Available data:
---

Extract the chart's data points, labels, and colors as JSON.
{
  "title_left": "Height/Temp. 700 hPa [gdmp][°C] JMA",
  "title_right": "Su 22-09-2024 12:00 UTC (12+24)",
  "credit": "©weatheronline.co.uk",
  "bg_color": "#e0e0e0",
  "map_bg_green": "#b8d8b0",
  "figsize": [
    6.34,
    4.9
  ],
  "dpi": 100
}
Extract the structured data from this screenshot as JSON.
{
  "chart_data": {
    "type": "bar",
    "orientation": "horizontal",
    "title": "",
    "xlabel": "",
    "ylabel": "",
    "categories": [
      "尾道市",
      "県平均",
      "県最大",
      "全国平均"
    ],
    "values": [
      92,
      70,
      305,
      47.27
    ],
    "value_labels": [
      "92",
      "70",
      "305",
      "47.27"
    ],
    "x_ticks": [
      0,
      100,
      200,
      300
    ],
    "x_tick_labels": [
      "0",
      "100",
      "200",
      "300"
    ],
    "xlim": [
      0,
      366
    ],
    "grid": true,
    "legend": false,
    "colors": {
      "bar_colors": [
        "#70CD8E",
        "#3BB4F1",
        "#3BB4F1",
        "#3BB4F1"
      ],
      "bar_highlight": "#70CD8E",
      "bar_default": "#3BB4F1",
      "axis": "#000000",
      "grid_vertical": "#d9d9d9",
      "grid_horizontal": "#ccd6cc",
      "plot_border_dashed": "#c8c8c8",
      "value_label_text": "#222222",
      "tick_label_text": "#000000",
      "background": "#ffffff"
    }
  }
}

---

Task goal:
Write the data from above out again, exactly.

Result of this exercise:
Extract the chart's data points, labels, and colors as JSON.
{
  "title_left": "Height/Temp. 700 hPa [gdmp][°C] JMA",
  "title_right": "Su 22-09-2024 12:00 UTC (12+24)",
  "credit": "©weatheronline.co.uk",
  "bg_color": "#e0e0e0",
  "map_bg_green": "#b8d8b0",
  "figsize": [
    6.34,
    4.9
  ],
  "dpi": 100
}
Extract the structured data from this screenshot as JSON.
{
  "chart_data": {
    "type": "bar",
    "orientation": "horizontal",
    "title": "",
    "xlabel": "",
    "ylabel": "",
    "categories": [
      "尾道市",
      "県平均",
      "県最大",
      "全国平均"
    ],
    "values": [
      92,
      70,
      305,
      47.27
    ],
    "value_labels": [
      "92",
      "70",
      "305",
      "47.27"
    ],
    "x_ticks": [
      0,
      100,
      200,
      300
    ],
    "x_tick_labels": [
      "0",
      "100",
      "200",
      "300"
    ],
    "xlim": [
      0,
      366
    ],
    "grid": true,
    "legend": false,
    "colors": {
      "bar_colors": [
        "#70CD8E",
        "#3BB4F1",
        "#3BB4F1",
        "#3BB4F1"
      ],
      "bar_highlight": "#70CD8E",
      "bar_default": "#3BB4F1",
      "axis": "#000000",
      "grid_vertical": "#d9d9d9",
      "grid_horizontal": "#ccd6cc",
      "plot_border_dashed": "#c8c8c8",
      "value_label_text": "#222222",
      "tick_label_text": "#000000",
      "background": "#ffffff"
    }
  }
}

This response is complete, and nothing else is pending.